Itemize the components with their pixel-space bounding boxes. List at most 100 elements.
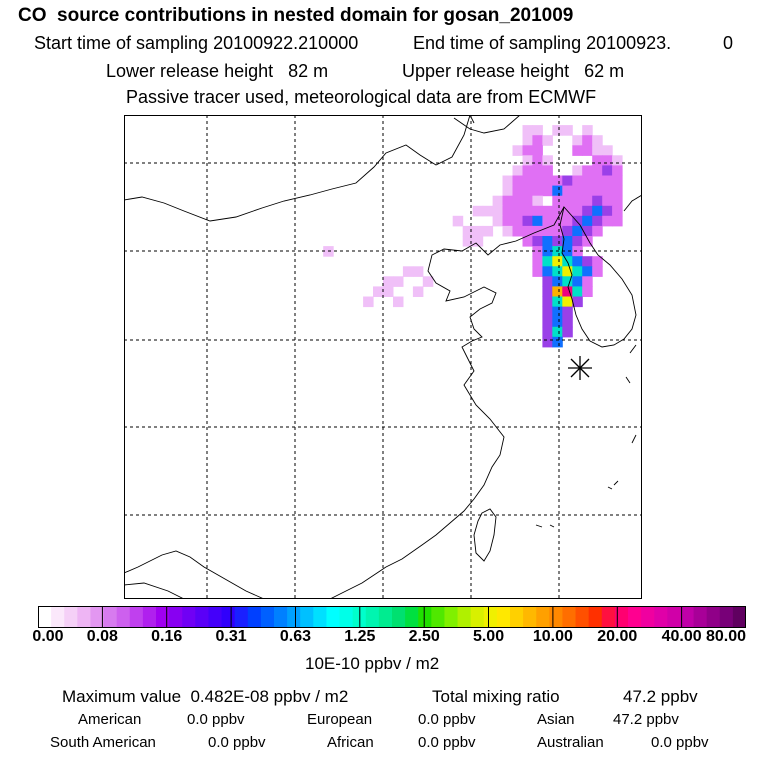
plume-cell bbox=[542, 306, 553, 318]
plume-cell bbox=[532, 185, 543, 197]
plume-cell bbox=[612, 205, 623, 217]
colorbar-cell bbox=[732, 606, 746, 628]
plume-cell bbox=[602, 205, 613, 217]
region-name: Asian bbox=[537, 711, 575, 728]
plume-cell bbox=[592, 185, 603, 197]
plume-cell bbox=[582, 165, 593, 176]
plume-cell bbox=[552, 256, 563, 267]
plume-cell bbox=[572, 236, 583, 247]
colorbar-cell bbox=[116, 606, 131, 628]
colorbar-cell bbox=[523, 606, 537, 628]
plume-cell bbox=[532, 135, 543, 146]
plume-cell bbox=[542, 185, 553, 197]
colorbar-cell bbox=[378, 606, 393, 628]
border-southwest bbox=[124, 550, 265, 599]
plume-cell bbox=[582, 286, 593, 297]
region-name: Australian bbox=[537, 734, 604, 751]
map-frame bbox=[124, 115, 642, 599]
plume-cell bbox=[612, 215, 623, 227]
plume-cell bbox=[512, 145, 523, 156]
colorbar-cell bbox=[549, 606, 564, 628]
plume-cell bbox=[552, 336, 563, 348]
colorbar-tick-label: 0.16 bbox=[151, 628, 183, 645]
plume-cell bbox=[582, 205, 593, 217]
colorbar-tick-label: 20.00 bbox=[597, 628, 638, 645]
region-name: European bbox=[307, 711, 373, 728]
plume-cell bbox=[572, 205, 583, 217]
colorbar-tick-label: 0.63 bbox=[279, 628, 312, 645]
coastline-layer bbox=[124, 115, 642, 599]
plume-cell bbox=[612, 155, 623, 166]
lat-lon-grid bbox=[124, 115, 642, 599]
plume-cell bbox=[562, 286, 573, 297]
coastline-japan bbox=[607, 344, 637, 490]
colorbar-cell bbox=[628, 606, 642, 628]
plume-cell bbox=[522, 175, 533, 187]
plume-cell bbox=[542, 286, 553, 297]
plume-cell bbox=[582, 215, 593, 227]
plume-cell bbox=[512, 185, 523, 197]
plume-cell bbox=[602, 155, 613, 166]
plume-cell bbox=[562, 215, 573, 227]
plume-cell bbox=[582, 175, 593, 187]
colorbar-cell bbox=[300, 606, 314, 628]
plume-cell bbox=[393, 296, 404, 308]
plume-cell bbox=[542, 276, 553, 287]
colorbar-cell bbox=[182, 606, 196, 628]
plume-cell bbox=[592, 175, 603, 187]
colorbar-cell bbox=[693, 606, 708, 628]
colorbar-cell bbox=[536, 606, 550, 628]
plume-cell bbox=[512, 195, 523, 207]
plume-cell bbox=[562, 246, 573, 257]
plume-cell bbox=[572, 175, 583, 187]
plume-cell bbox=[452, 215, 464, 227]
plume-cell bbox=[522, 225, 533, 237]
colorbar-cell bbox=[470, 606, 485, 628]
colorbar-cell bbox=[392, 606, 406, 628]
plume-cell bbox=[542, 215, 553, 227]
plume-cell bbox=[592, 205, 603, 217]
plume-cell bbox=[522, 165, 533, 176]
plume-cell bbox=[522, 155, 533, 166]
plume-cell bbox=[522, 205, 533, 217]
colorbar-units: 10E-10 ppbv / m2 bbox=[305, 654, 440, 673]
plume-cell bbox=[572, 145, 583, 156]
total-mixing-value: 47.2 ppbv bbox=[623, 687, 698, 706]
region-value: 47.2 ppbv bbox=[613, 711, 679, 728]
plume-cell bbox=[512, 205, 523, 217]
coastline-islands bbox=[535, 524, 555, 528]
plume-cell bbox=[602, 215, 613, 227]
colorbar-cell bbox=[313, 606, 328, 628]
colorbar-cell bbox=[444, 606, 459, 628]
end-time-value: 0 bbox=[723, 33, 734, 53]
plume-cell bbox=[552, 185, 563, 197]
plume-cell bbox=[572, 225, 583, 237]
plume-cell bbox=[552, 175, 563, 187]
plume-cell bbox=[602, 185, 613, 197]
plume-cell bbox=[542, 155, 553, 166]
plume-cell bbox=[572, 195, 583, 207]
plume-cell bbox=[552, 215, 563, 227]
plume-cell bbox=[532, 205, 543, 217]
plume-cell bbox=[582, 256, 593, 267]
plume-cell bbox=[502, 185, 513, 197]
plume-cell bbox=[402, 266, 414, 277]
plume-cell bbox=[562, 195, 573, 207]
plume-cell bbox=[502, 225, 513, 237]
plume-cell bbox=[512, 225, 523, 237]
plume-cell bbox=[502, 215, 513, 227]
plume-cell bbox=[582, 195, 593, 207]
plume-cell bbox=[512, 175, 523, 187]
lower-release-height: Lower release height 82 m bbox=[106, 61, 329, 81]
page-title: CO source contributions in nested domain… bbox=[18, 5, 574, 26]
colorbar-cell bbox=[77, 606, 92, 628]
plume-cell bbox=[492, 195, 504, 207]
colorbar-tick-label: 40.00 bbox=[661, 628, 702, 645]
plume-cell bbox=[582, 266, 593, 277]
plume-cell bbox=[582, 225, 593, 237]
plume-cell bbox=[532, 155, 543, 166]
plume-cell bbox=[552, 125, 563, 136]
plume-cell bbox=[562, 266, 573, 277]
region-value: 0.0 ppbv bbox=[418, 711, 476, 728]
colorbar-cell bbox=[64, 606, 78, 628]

============================================================

## [WHAT THE TASK REQUIRES]
Can you copy the data above line for line, without the picture?

## [SOLUTION TO THIS PROBLEM]
Itemize the components with their pixel-space bounding boxes. List at most 100 elements.
plume-cell bbox=[542, 306, 553, 318]
plume-cell bbox=[532, 185, 543, 197]
plume-cell bbox=[612, 205, 623, 217]
colorbar-cell bbox=[732, 606, 746, 628]
plume-cell bbox=[602, 205, 613, 217]
region-name: Asian bbox=[537, 711, 575, 728]
plume-cell bbox=[592, 185, 603, 197]
plume-cell bbox=[582, 165, 593, 176]
plume-cell bbox=[552, 256, 563, 267]
plume-cell bbox=[572, 236, 583, 247]
colorbar-cell bbox=[116, 606, 131, 628]
colorbar-cell bbox=[523, 606, 537, 628]
plume-cell bbox=[532, 135, 543, 146]
plume-cell bbox=[542, 185, 553, 197]
colorbar-cell bbox=[378, 606, 393, 628]
border-southwest bbox=[124, 550, 265, 599]
plume-cell bbox=[582, 286, 593, 297]
region-name: Australian bbox=[537, 734, 604, 751]
map-frame bbox=[124, 115, 642, 599]
plume-cell bbox=[612, 215, 623, 227]
plume-cell bbox=[512, 145, 523, 156]
colorbar-cell bbox=[549, 606, 564, 628]
plume-cell bbox=[552, 336, 563, 348]
colorbar-tick-label: 0.16 bbox=[151, 628, 183, 645]
plume-cell bbox=[582, 205, 593, 217]
colorbar-tick-label: 20.00 bbox=[597, 628, 638, 645]
region-name: European bbox=[307, 711, 373, 728]
plume-cell bbox=[572, 205, 583, 217]
colorbar-tick-label: 0.63 bbox=[279, 628, 312, 645]
coastline-layer bbox=[124, 115, 642, 599]
plume-cell bbox=[612, 155, 623, 166]
lat-lon-grid bbox=[124, 115, 642, 599]
plume-cell bbox=[562, 286, 573, 297]
coastline-japan bbox=[607, 344, 637, 490]
colorbar-cell bbox=[628, 606, 642, 628]
plume-cell bbox=[522, 175, 533, 187]
plume-cell bbox=[542, 286, 553, 297]
plume-cell bbox=[582, 215, 593, 227]
plume-cell bbox=[512, 185, 523, 197]
plume-cell bbox=[602, 155, 613, 166]
plume-cell bbox=[562, 215, 573, 227]
plume-cell bbox=[582, 175, 593, 187]
colorbar-cell bbox=[300, 606, 314, 628]
plume-cell bbox=[393, 296, 404, 308]
plume-cell bbox=[542, 276, 553, 287]
colorbar-cell bbox=[182, 606, 196, 628]
plume-cell bbox=[592, 175, 603, 187]
colorbar-cell bbox=[693, 606, 708, 628]
colorbar-cell bbox=[536, 606, 550, 628]
plume-cell bbox=[512, 195, 523, 207]
plume-cell bbox=[562, 246, 573, 257]
plume-cell bbox=[572, 175, 583, 187]
plume-cell bbox=[452, 215, 464, 227]
plume-cell bbox=[522, 225, 533, 237]
colorbar-cell bbox=[470, 606, 485, 628]
colorbar-cell bbox=[392, 606, 406, 628]
plume-cell bbox=[542, 215, 553, 227]
plume-cell bbox=[592, 205, 603, 217]
plume-cell bbox=[522, 165, 533, 176]
plume-cell bbox=[522, 155, 533, 166]
plume-cell bbox=[522, 205, 533, 217]
colorbar-units: 10E-10 ppbv / m2 bbox=[305, 654, 440, 673]
plume-cell bbox=[572, 145, 583, 156]
total-mixing-value: 47.2 ppbv bbox=[623, 687, 698, 706]
region-value: 47.2 ppbv bbox=[613, 711, 679, 728]
plume-cell bbox=[512, 205, 523, 217]
coastline-islands bbox=[535, 524, 555, 528]
plume-cell bbox=[602, 215, 613, 227]
colorbar-cell bbox=[313, 606, 328, 628]
colorbar-cell bbox=[444, 606, 459, 628]
end-time-value: 0 bbox=[723, 33, 734, 53]
plume-cell bbox=[552, 185, 563, 197]
plume-cell bbox=[572, 225, 583, 237]
plume-cell bbox=[552, 175, 563, 187]
plume-cell bbox=[602, 185, 613, 197]
plume-cell bbox=[542, 155, 553, 166]
plume-cell bbox=[572, 195, 583, 207]
plume-cell bbox=[552, 215, 563, 227]
plume-cell bbox=[532, 205, 543, 217]
plume-cell bbox=[582, 256, 593, 267]
plume-cell bbox=[502, 185, 513, 197]
plume-cell bbox=[402, 266, 414, 277]
plume-cell bbox=[562, 195, 573, 207]
plume-cell bbox=[502, 225, 513, 237]
plume-cell bbox=[512, 225, 523, 237]
plume-cell bbox=[502, 215, 513, 227]
plume-cell bbox=[582, 195, 593, 207]
plume-cell bbox=[512, 175, 523, 187]
lower-release-height: Lower release height 82 m bbox=[106, 61, 329, 81]
page-title: CO source contributions in nested domain… bbox=[18, 5, 574, 26]
colorbar-cell bbox=[77, 606, 92, 628]
plume-cell bbox=[492, 195, 504, 207]
colorbar-tick-label: 40.00 bbox=[661, 628, 702, 645]
plume-cell bbox=[582, 266, 593, 277]
plume-cell bbox=[582, 225, 593, 237]
plume-cell bbox=[532, 155, 543, 166]
plume-cell bbox=[552, 125, 563, 136]
plume-cell bbox=[562, 266, 573, 277]
region-value: 0.0 ppbv bbox=[418, 711, 476, 728]
colorbar-cell bbox=[64, 606, 78, 628]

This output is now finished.